◆ THE PROBLEM ◆
Find each line containing the string "this". Copy it.

◆ RECORDS FOR PROCESSING ◆
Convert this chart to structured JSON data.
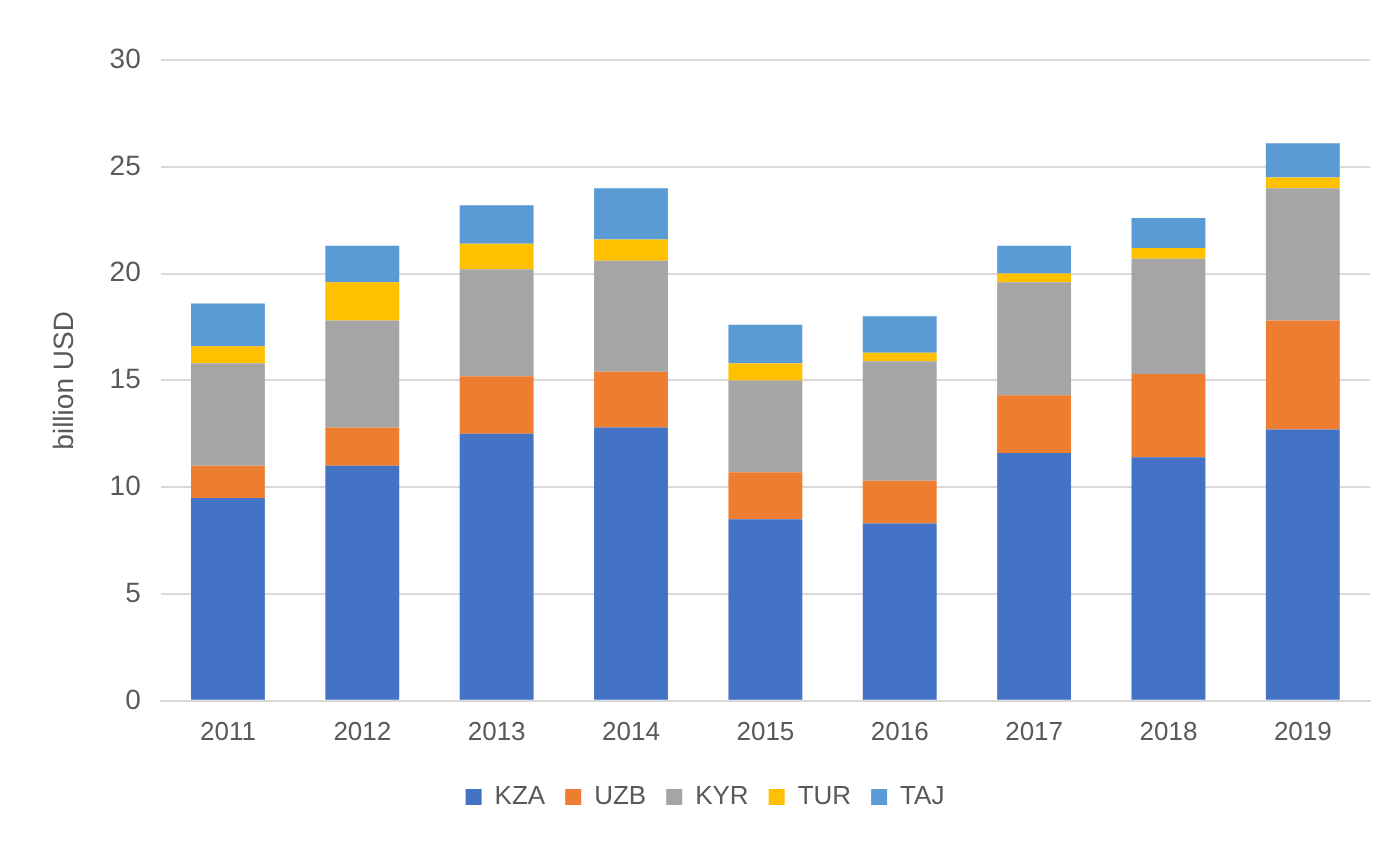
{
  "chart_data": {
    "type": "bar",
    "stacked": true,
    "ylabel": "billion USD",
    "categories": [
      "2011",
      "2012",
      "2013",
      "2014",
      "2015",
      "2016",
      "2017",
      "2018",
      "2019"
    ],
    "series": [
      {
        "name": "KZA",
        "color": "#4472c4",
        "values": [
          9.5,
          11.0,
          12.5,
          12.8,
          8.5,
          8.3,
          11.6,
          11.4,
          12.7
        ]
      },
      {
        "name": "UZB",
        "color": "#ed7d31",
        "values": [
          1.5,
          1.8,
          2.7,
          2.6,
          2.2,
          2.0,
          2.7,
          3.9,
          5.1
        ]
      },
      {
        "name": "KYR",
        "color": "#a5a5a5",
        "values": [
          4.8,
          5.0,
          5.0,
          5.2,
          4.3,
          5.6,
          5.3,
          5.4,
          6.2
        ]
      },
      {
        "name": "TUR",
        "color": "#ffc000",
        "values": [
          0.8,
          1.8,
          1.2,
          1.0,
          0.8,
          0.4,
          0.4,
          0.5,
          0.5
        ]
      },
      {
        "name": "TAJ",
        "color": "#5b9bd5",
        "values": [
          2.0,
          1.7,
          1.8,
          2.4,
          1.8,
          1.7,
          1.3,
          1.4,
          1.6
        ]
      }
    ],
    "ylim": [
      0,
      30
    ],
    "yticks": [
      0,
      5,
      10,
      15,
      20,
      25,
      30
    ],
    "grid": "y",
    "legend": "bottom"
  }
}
...
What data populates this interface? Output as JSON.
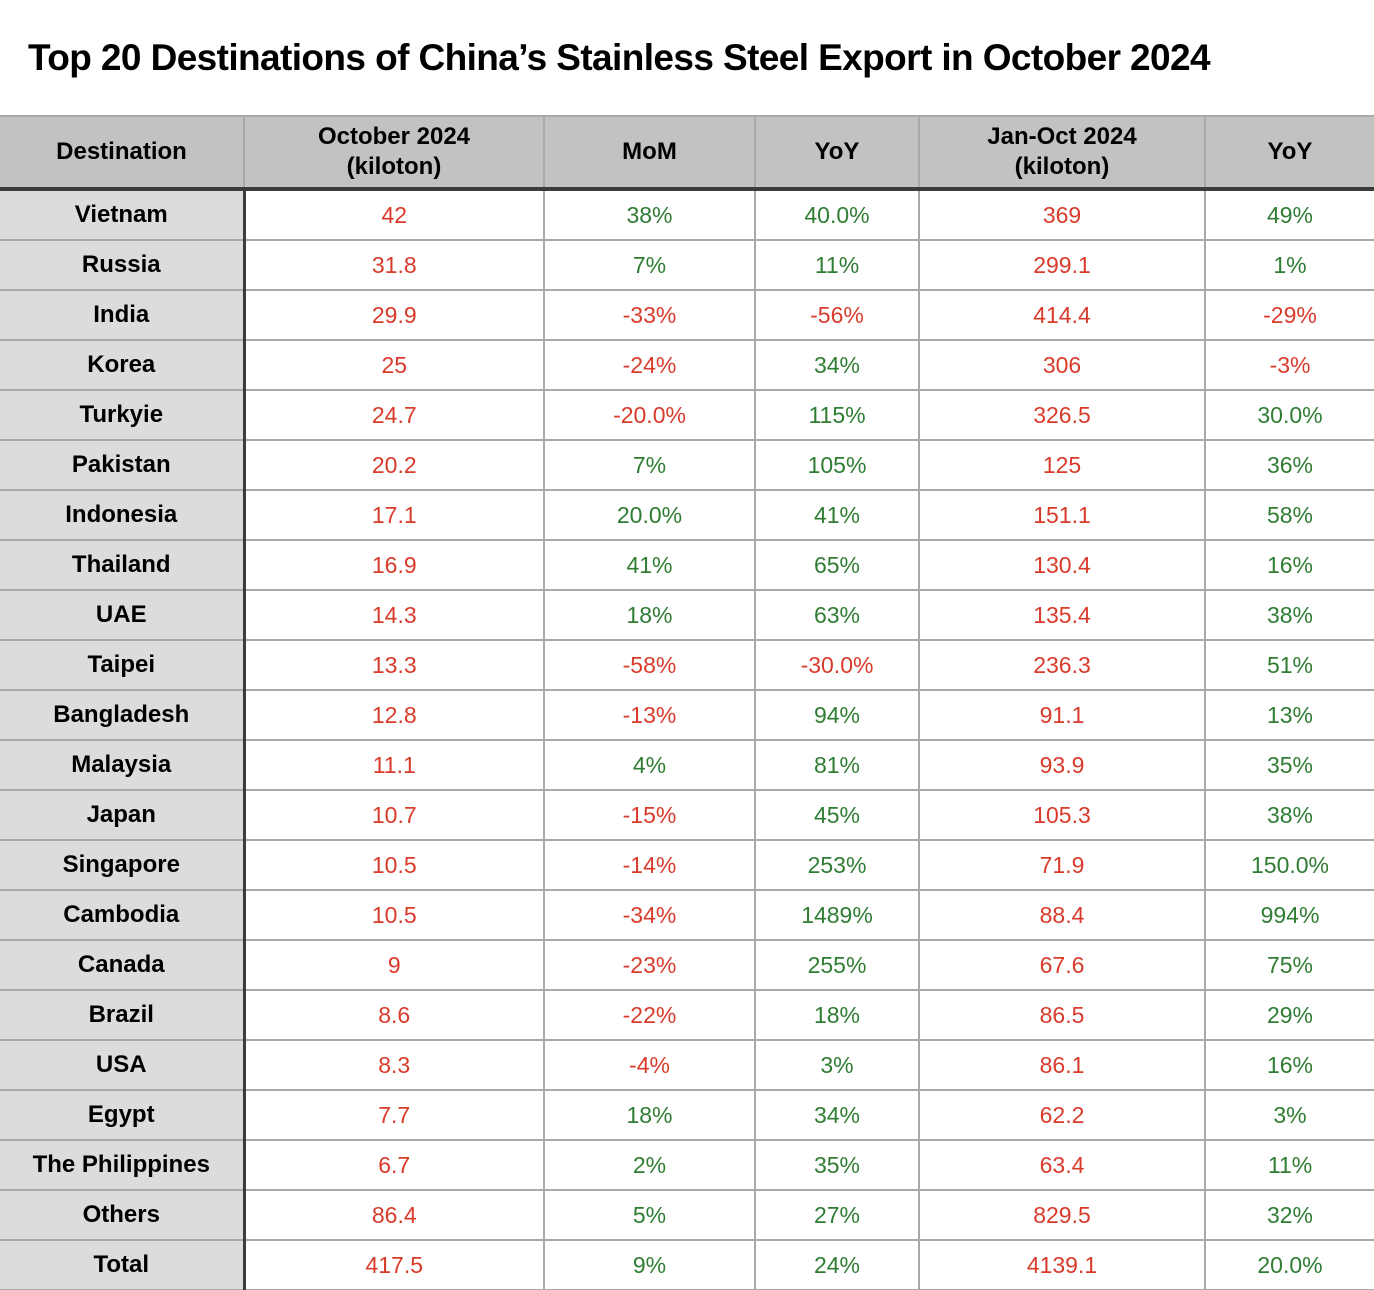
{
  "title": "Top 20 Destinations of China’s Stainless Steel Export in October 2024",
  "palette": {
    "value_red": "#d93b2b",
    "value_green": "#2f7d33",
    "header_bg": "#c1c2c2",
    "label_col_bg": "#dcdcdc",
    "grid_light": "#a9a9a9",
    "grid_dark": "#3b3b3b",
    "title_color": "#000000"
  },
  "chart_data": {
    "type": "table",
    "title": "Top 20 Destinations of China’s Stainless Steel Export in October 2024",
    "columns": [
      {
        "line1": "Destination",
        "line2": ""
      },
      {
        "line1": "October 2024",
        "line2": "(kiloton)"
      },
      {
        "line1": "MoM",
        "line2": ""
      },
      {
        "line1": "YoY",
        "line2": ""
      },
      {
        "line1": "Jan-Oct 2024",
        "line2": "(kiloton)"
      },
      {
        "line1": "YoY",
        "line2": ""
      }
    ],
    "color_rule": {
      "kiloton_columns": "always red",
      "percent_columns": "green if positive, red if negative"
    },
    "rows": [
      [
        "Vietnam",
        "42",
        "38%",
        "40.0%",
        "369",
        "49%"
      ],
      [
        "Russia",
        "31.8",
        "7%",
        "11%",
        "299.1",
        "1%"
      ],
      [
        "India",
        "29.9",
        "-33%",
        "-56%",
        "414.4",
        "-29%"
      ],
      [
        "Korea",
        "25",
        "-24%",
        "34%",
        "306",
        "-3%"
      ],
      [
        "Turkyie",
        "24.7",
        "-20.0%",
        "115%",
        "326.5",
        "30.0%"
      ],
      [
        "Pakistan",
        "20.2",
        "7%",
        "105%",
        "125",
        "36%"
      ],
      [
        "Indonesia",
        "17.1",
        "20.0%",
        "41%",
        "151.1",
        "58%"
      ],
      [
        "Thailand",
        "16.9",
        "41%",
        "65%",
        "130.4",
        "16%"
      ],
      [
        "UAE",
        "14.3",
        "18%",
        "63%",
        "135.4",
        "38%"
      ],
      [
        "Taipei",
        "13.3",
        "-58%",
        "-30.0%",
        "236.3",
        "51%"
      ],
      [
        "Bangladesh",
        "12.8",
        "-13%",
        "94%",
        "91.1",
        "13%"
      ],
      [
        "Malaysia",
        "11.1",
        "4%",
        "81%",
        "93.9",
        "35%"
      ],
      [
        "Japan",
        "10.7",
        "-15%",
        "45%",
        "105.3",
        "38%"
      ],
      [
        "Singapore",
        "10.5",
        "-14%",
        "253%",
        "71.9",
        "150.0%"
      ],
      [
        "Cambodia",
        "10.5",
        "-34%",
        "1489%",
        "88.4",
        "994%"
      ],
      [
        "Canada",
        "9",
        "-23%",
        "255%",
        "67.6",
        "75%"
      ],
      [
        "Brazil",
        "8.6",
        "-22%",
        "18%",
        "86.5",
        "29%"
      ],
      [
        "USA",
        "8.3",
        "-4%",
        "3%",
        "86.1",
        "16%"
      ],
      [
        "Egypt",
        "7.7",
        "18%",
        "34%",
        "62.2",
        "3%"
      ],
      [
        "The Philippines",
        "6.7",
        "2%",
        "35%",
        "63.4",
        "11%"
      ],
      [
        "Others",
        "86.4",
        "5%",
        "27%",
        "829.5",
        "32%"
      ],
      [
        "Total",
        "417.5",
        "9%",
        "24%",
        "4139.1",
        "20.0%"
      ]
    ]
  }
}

◆ ANSWER IN FULL ◆
Convert this chart to structured JSON data.
What data populates this interface? Output as JSON.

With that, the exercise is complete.